Word for word, repeat the lines of the records from the one containing "What text is on this page?" through the last line, both included.

[Extracted records]
····················
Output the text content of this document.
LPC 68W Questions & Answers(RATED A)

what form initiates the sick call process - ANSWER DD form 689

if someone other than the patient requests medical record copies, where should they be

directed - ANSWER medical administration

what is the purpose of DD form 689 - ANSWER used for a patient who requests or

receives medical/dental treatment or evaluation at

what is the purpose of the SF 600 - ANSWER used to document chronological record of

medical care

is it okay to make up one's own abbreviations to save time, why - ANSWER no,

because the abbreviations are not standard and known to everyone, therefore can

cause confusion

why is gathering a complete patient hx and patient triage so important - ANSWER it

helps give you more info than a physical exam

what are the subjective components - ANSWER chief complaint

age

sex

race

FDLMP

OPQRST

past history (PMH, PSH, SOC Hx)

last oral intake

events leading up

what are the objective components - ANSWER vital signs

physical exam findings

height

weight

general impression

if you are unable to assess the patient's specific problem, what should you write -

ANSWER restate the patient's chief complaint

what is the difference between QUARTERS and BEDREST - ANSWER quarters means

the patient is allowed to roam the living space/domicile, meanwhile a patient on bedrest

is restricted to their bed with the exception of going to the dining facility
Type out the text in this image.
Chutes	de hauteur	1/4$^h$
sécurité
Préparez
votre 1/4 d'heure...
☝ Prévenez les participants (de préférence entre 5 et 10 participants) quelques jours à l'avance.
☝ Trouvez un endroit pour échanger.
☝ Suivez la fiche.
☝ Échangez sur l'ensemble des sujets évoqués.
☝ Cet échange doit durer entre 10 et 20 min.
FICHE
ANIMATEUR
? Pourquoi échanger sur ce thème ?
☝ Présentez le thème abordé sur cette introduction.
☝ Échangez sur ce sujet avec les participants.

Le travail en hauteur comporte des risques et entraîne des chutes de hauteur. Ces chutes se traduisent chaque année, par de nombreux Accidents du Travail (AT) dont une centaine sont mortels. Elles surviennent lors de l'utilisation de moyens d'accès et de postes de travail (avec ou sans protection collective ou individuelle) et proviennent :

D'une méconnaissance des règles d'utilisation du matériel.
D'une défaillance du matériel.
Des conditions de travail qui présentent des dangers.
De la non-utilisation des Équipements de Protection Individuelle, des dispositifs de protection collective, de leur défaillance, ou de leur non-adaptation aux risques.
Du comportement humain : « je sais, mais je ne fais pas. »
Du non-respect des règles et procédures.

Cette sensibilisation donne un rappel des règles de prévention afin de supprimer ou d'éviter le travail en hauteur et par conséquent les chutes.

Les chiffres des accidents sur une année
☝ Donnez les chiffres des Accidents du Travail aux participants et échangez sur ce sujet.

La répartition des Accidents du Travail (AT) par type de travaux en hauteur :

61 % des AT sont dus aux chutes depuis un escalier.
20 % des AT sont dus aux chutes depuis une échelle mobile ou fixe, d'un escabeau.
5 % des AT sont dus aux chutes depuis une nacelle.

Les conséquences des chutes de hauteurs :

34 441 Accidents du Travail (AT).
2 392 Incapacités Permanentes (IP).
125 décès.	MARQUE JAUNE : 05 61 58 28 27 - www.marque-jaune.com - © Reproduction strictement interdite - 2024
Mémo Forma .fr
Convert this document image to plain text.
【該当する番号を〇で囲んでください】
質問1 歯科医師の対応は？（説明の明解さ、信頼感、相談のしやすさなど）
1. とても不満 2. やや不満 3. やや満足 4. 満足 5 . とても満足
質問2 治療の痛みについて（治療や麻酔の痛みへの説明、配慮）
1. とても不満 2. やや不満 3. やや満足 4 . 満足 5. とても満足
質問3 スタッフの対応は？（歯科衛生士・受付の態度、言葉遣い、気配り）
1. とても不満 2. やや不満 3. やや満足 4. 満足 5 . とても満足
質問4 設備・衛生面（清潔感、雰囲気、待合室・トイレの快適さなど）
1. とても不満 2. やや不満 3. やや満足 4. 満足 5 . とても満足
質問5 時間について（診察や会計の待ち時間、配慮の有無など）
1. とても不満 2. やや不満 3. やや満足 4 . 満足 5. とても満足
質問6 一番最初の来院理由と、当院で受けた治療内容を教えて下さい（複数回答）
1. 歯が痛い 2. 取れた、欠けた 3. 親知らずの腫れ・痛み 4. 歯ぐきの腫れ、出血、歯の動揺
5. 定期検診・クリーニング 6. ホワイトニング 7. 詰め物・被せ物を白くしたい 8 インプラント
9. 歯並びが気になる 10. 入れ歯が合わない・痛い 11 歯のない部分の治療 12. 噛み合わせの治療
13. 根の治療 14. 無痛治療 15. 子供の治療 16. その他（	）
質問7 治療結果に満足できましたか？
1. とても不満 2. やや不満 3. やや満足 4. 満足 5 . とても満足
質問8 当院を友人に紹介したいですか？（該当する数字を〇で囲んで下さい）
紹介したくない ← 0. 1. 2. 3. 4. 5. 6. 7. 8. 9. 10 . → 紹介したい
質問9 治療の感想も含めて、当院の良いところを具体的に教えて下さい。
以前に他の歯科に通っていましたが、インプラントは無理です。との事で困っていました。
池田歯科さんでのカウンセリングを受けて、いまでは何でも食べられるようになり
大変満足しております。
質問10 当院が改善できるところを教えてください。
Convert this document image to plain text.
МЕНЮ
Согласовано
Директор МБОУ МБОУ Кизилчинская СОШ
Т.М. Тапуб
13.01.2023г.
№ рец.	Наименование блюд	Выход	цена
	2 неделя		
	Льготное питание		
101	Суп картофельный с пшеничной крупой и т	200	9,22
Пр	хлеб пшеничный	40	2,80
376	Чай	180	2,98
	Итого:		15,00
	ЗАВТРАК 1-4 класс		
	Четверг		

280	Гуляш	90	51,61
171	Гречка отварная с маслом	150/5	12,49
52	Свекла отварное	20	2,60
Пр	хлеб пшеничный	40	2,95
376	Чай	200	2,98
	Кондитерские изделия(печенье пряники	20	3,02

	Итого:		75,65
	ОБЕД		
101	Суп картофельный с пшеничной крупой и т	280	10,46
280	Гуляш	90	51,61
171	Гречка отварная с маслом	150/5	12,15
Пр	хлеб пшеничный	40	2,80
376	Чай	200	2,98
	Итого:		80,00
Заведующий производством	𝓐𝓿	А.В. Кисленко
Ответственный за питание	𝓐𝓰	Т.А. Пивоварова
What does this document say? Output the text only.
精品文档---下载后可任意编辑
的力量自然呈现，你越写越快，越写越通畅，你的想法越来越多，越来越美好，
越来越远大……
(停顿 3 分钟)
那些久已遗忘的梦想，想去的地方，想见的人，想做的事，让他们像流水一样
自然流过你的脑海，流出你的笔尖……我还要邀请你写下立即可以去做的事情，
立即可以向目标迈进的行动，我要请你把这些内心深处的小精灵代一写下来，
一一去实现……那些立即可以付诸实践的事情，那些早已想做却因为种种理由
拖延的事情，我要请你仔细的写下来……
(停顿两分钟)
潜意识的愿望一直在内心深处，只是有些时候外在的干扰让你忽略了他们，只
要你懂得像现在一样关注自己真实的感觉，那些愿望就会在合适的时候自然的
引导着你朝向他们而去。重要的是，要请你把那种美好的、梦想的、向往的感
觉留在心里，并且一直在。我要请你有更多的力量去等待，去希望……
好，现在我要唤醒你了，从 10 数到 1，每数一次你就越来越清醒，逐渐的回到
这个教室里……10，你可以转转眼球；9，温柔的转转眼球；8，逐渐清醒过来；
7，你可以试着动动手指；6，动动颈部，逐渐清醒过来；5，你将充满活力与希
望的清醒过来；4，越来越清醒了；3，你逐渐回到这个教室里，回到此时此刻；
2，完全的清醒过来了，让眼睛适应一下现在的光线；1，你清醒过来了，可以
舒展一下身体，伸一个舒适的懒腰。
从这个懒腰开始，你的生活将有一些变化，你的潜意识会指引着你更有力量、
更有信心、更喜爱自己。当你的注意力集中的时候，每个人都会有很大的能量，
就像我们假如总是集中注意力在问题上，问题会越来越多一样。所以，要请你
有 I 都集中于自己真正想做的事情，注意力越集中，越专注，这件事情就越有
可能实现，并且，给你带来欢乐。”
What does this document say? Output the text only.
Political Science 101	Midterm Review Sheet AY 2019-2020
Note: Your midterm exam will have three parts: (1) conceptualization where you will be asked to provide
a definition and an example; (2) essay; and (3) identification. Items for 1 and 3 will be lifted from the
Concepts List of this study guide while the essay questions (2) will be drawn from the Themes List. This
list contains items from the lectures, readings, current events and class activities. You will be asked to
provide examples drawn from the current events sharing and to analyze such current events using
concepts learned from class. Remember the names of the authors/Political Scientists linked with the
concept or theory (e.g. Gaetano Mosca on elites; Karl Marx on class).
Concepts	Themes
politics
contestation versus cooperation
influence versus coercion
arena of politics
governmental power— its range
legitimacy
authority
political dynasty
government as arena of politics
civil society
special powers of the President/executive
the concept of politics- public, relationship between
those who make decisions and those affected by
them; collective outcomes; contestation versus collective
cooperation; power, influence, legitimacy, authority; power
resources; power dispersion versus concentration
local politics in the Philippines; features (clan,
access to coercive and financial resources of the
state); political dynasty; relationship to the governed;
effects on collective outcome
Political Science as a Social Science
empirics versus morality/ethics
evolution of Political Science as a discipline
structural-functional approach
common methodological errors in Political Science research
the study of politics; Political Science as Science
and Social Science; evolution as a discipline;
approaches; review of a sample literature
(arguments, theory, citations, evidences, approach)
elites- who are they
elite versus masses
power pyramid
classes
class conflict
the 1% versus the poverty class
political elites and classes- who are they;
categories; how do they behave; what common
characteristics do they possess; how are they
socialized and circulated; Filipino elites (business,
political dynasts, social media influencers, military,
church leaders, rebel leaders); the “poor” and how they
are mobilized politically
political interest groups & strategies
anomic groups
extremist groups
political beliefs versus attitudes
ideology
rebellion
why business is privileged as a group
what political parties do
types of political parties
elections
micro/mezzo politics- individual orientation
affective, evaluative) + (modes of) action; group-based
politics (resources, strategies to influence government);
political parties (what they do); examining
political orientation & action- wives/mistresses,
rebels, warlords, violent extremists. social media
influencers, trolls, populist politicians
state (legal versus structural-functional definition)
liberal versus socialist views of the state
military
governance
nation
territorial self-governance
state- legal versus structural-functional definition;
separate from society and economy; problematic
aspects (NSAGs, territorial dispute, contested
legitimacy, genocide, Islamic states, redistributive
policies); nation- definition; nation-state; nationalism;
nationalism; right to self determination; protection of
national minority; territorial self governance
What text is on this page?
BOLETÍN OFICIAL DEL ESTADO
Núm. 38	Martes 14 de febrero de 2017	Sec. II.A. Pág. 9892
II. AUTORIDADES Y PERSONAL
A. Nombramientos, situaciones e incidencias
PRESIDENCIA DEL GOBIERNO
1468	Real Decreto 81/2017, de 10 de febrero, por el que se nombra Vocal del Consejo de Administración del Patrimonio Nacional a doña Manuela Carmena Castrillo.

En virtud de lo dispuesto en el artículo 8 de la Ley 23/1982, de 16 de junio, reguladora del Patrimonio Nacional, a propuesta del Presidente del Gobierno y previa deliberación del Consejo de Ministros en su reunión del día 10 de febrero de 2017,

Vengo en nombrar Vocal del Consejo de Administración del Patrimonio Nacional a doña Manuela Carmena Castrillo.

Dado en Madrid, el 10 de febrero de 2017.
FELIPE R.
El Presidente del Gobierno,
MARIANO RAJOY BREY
····················
● Answer for the task
What text is on this page?
BOLETÍN OFICIAL DEL ESTADO
Núm. 38	Martes 14 de febrero de 2017	Sec. II.A. Pág. 9892
II. AUTORIDADES Y PERSONAL
A. Nombramientos, situaciones e incidencias
PRESIDENCIA DEL GOBIERNO
1468	Real Decreto 81/2017, de 10 de febrero, por el que se nombra Vocal del Consejo de Administración del Patrimonio Nacional a doña Manuela Carmena Castrillo.

En virtud de lo dispuesto en el artículo 8 de la Ley 23/1982, de 16 de junio, reguladora del Patrimonio Nacional, a propuesta del Presidente del Gobierno y previa deliberación del Consejo de Ministros en su reunión del día 10 de febrero de 2017,

Vengo en nombrar Vocal del Consejo de Administración del Patrimonio Nacional a doña Manuela Carmena Castrillo.

Dado en Madrid, el 10 de febrero de 2017.
FELIPE R.
El Presidente del Gobierno,
MARIANO RAJOY BREY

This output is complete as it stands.